* **AUFGABEN**:
A - Prüfe, ob die folgenden Aussagen mit dem Text übereinstimmen: (i) Die Songs wirken auch ohne das Drumherum der Show. (ii) Ein Wiedersehen mit den Nerven wird erst in ein paar Jahren gewünscht. (iii) Die museale Aura der Show wird mit Kraftwerk-Konzerten verglichen. Antworte jeweils mit Ja oder Nein und zitiere die entscheidenden Worte des Textes wörtlich.
B - Schreibe eine Passage aus dem Text wortgetreu ab. Beginne bei den Worten „Möbliertes Lied *)“ und höre nach den Worten „Zivilisatorisches Missgeschick *)“ auf.

* **TEXT**:
# # # #

Aber gerade wegen dieses ikonisch gewordenen Sammelsuriums aus Einkaufswagen, Entwässerungsrohren, dem Inneren einer Turbine, Bohrmaschinen und vielem mehr, ist das Gebotene eben weit mehr als nur ein Konzert. Es ist eine Kunst-Performance, ein Happening, das vermutlich sogar über die reine Musik herausgehende Deutungsebenen hat. Und das der Show auch eine ähnlich museale Aura gibt, wie sie Kraftwerk-Konzerte haben. Eventuell doch ein wenig „Prätentiös-manieriert“? Auf jeden Fall anachronistisch-museal. Dabei sind die Songs selbst wirklich gut und überragen die meisten mir bekannten Songwriter. Sie wirken auch ohne das ganze Lametta drumherum.
Kurzum: Ein Abend mit einer mutigen Kombi aus zwei Performances, die nicht unterschiedlicher hätten sein können. Mein Wunsch, die beiden Bands wiederzusehen, passt ganz gut zum aktuellen Zyklus. Die Nerven am liebsten wieder in zehn Tagen, die Einstürzenden Neubauten vielleicht in ein paar Jahren. Und eventuell kommt dann sogar mein alter Konzertfreund mit. 😉
Setlist
Wedding *)
Möbliertes Lied *)
Nagorny Karabach
Die Befindlichkeit des Landes
Sonnenbarke
Seven Screws *)
Grazer Damm *)
Alles in Allem *)
Zivilisatorisches Missgeschick *)
How Did I Die?

# # # #

* **BEREITGESTELLTE ZEILEN**:
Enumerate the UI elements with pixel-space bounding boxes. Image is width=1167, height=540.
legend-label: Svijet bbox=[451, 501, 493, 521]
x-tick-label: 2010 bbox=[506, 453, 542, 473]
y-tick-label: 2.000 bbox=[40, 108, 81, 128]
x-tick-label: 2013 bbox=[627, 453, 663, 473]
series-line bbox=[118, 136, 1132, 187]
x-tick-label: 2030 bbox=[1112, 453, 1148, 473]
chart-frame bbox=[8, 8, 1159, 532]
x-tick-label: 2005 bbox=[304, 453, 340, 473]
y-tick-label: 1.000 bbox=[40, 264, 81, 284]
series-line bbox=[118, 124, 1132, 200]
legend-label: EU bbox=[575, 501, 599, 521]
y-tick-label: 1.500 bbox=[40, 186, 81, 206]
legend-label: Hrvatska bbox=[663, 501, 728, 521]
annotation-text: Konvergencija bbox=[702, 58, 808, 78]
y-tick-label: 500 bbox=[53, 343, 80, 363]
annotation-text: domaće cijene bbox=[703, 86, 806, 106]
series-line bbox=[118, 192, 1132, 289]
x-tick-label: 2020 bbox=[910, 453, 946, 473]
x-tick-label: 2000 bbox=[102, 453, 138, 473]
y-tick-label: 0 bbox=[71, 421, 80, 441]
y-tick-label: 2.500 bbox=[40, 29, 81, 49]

# # # #

* **ERWARTETE LÖSUNGEN**:
A -
(i) Ja: „Sie wirken auch ohne das ganze Lametta drumherum.“
(ii) Nein: „Die Nerven am liebsten wieder in zehn Tagen, die Einstürzenden Neubauten vielleicht in ein paar Jahren.“
(iii) Ja: „Und das der Show auch eine ähnlich museale Aura gibt, wie sie Kraftwerk-Konzerte haben.“

B -
Möbliertes Lied *)
Nagorny Karabach
Die Befindlichkeit des Landes
Sonnenbarke
Seven Screws *)
Grazer Damm *)
Alles in Allem *)
Zivilisatorisches Missgeschick *)